Element and region listings
* * * *
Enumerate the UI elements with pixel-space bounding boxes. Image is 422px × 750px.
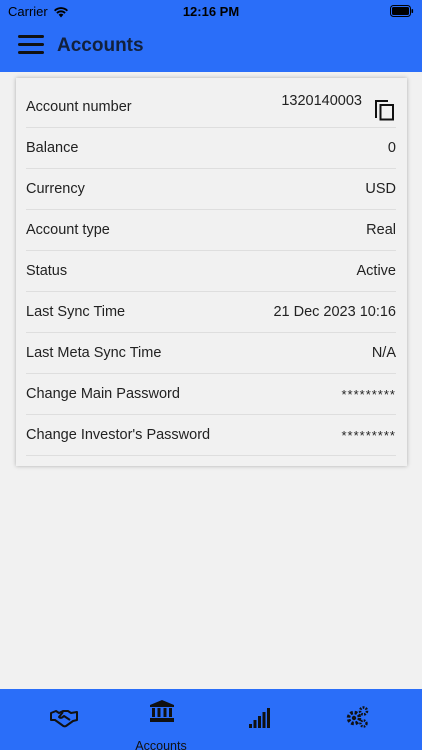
row-label: Account number [26,98,132,115]
row-status: Status Active [26,251,396,292]
page-title: Accounts [57,35,144,56]
row-label: Currency [26,181,85,197]
main-password-mask: ********* [341,386,396,402]
row-change-main-password[interactable]: Change Main Password ********* [26,374,396,415]
handshake-icon [50,710,78,728]
last-meta-sync-time-value: N/A [371,345,396,361]
last-sync-time-value: 21 Dec 2023 10:16 [273,304,396,320]
nav-label: Accounts [135,739,187,750]
row-last-sync-time: Last Sync Time 21 Dec 2023 10:16 [26,292,396,333]
account-number-value: 1320140003 [281,92,362,109]
top-bar: Carrier 12:16 PM Accounts [0,0,422,72]
bottom-nav: Accounts [0,689,422,750]
status-bar: Carrier 12:16 PM [0,0,422,22]
nav-item-signals[interactable] [210,689,310,750]
investor-password-mask: ********* [341,427,396,443]
copy-icon[interactable] [372,95,396,121]
nav-item-accounts[interactable]: Accounts [111,689,211,750]
row-label: Last Sync Time [26,304,126,320]
row-balance: Balance 0 [26,128,396,169]
nav-item-settings[interactable] [307,689,407,750]
row-account-type: Account type Real [26,210,396,251]
hamburger-icon-line [18,43,44,46]
row-label: Last Meta Sync Time [26,345,162,361]
balance-value: 0 [387,140,396,156]
account-card: Account number 1320140003 Balance 0 Curr… [16,78,407,466]
row-label: Change Main Password [26,386,180,402]
row-change-investor-password[interactable]: Change Investor's Password ********* [26,415,396,456]
row-label: Balance [26,140,79,156]
row-account-number: Account number 1320140003 [26,86,396,128]
app-header: Accounts [0,22,422,72]
account-number-value-group: 1320140003 [281,93,396,121]
menu-button[interactable] [18,35,44,57]
currency-value: USD [365,181,396,197]
row-currency: Currency USD [26,169,396,210]
signal-bars-icon [249,708,270,728]
bank-icon [150,700,174,722]
status-value: Active [356,263,397,279]
clock: 12:16 PM [182,4,240,19]
hamburger-icon-line [18,51,44,54]
battery-icon [390,5,414,20]
account-type-value: Real [366,222,396,238]
row-last-meta-sync-time: Last Meta Sync Time N/A [26,333,396,374]
row-label: Account type [26,222,110,238]
row-label: Change Investor's Password [26,427,211,443]
gears-icon [346,706,369,728]
row-label: Status [26,263,68,279]
hamburger-icon-line [18,35,44,38]
nav-item-deals[interactable] [14,689,114,750]
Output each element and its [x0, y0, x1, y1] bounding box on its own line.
* * * *
Given instruction:
Please rewrite all of the entries above, replacing "row-label" with "field-label" everywhere it occurs and keeping everything else unchanged. Omit the pictures from your version.

Full response:
Enumerate the UI elements with pixel-space bounding boxes. Image is 422px × 750px.
field-label: Account number [26,98,132,115]
row-status: Status Active [26,251,396,292]
page-title: Accounts [57,35,144,56]
field-label: Currency [26,181,85,197]
main-password-mask: ********* [341,386,396,402]
row-change-main-password[interactable]: Change Main Password ********* [26,374,396,415]
handshake-icon [50,710,78,728]
last-meta-sync-time-value: N/A [371,345,396,361]
last-sync-time-value: 21 Dec 2023 10:16 [273,304,396,320]
nav-label: Accounts [135,739,187,750]
row-last-sync-time: Last Sync Time 21 Dec 2023 10:16 [26,292,396,333]
account-number-value: 1320140003 [281,92,362,109]
top-bar: Carrier 12:16 PM Accounts [0,0,422,72]
bottom-nav: Accounts [0,689,422,750]
status-bar: Carrier 12:16 PM [0,0,422,22]
nav-item-signals[interactable] [210,689,310,750]
investor-password-mask: ********* [341,427,396,443]
copy-icon[interactable] [372,95,396,121]
nav-item-accounts[interactable]: Accounts [111,689,211,750]
field-label: Last Sync Time [26,304,126,320]
row-balance: Balance 0 [26,128,396,169]
nav-item-settings[interactable] [307,689,407,750]
row-account-type: Account type Real [26,210,396,251]
hamburger-icon-line [18,43,44,46]
field-label: Last Meta Sync Time [26,345,162,361]
balance-value: 0 [387,140,396,156]
account-card: Account number 1320140003 Balance 0 Curr… [16,78,407,466]
field-label: Change Main Password [26,386,180,402]
row-change-investor-password[interactable]: Change Investor's Password ********* [26,415,396,456]
field-label: Balance [26,140,79,156]
row-account-number: Account number 1320140003 [26,86,396,128]
app-header: Accounts [0,22,422,72]
account-number-value-group: 1320140003 [281,93,396,121]
menu-button[interactable] [18,35,44,57]
currency-value: USD [365,181,396,197]
row-currency: Currency USD [26,169,396,210]
signal-bars-icon [249,708,270,728]
bank-icon [150,700,174,722]
status-value: Active [356,263,397,279]
clock: 12:16 PM [182,4,240,19]
hamburger-icon-line [18,51,44,54]
battery-icon [390,5,414,20]
account-type-value: Real [366,222,396,238]
row-last-meta-sync-time: Last Meta Sync Time N/A [26,333,396,374]
field-label: Account type [26,222,110,238]
field-label: Change Investor's Password [26,427,211,443]
gears-icon [346,706,369,728]
field-label: Status [26,263,68,279]
hamburger-icon-line [18,35,44,38]
nav-item-deals[interactable] [14,689,114,750]
Output each element and its [x0, y0, x1, y1] bounding box on its own line.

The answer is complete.